→ Stated exercise:
Pictures in the data below are not part of the copy; transcribe everything else exactly.

→ Record list:
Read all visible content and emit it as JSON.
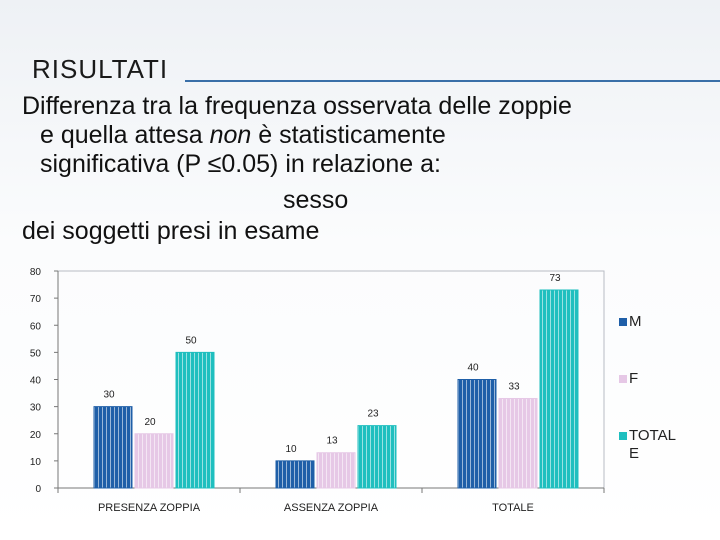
{
  "slide": {
    "title": "RISULTATI",
    "line1": "Differenza tra la frequenza osservata delle zoppie",
    "line2_pre": "e quella attesa ",
    "line2_em": "non",
    "line2_post": " è statisticamente",
    "line3": "significativa (P ≤0.05) in relazione a:",
    "line4": "sesso",
    "line5": "dei soggetti presi in esame"
  },
  "chart_data": {
    "type": "bar",
    "categories": [
      "PRESENZA ZOPPIA",
      "ASSENZA ZOPPIA",
      "TOTALE"
    ],
    "series": [
      {
        "name": "M",
        "values": [
          30,
          10,
          40
        ],
        "color": "#1f5fa8"
      },
      {
        "name": "F",
        "values": [
          20,
          13,
          33
        ],
        "color": "#e6c8e6"
      },
      {
        "name": "TOTAL E",
        "values": [
          50,
          23,
          73
        ],
        "color": "#1fbfbf"
      }
    ],
    "ylim": [
      0,
      80
    ],
    "yticks": [
      0,
      10,
      20,
      30,
      40,
      50,
      60,
      70,
      80
    ],
    "grid": false,
    "legend_position": "right"
  }
}
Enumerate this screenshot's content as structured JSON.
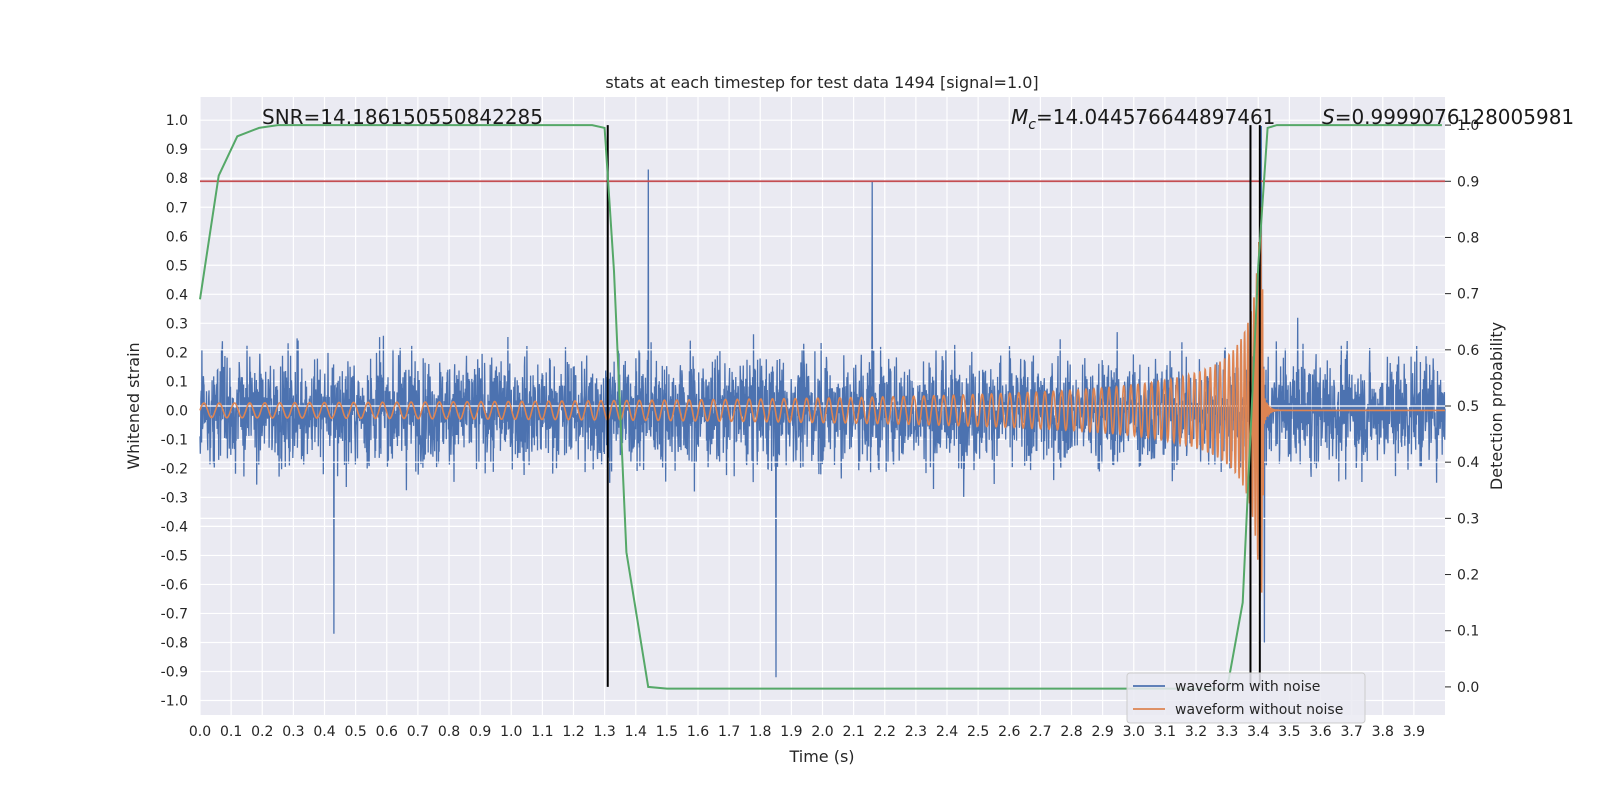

→ Solution for this problem:
Read all visible content and emit it as JSON.
{
  "slide": {
    "title": "RISULTATI",
    "line1": "Differenza tra la frequenza osservata delle zoppie",
    "line2_pre": "e quella attesa ",
    "line2_em": "non",
    "line2_post": " è statisticamente",
    "line3": "significativa (P ≤0.05) in relazione a:",
    "line4": "sesso",
    "line5": "dei soggetti presi in esame"
  },
  "chart_data": {
    "type": "bar",
    "categories": [
      "PRESENZA ZOPPIA",
      "ASSENZA ZOPPIA",
      "TOTALE"
    ],
    "series": [
      {
        "name": "M",
        "values": [
          30,
          10,
          40
        ],
        "color": "#1f5fa8"
      },
      {
        "name": "F",
        "values": [
          20,
          13,
          33
        ],
        "color": "#e6c8e6"
      },
      {
        "name": "TOTAL E",
        "values": [
          50,
          23,
          73
        ],
        "color": "#1fbfbf"
      }
    ],
    "ylim": [
      0,
      80
    ],
    "yticks": [
      0,
      10,
      20,
      30,
      40,
      50,
      60,
      70,
      80
    ],
    "grid": false,
    "legend_position": "right"
  }
}
Enumerate this screenshot's content as structured JSON.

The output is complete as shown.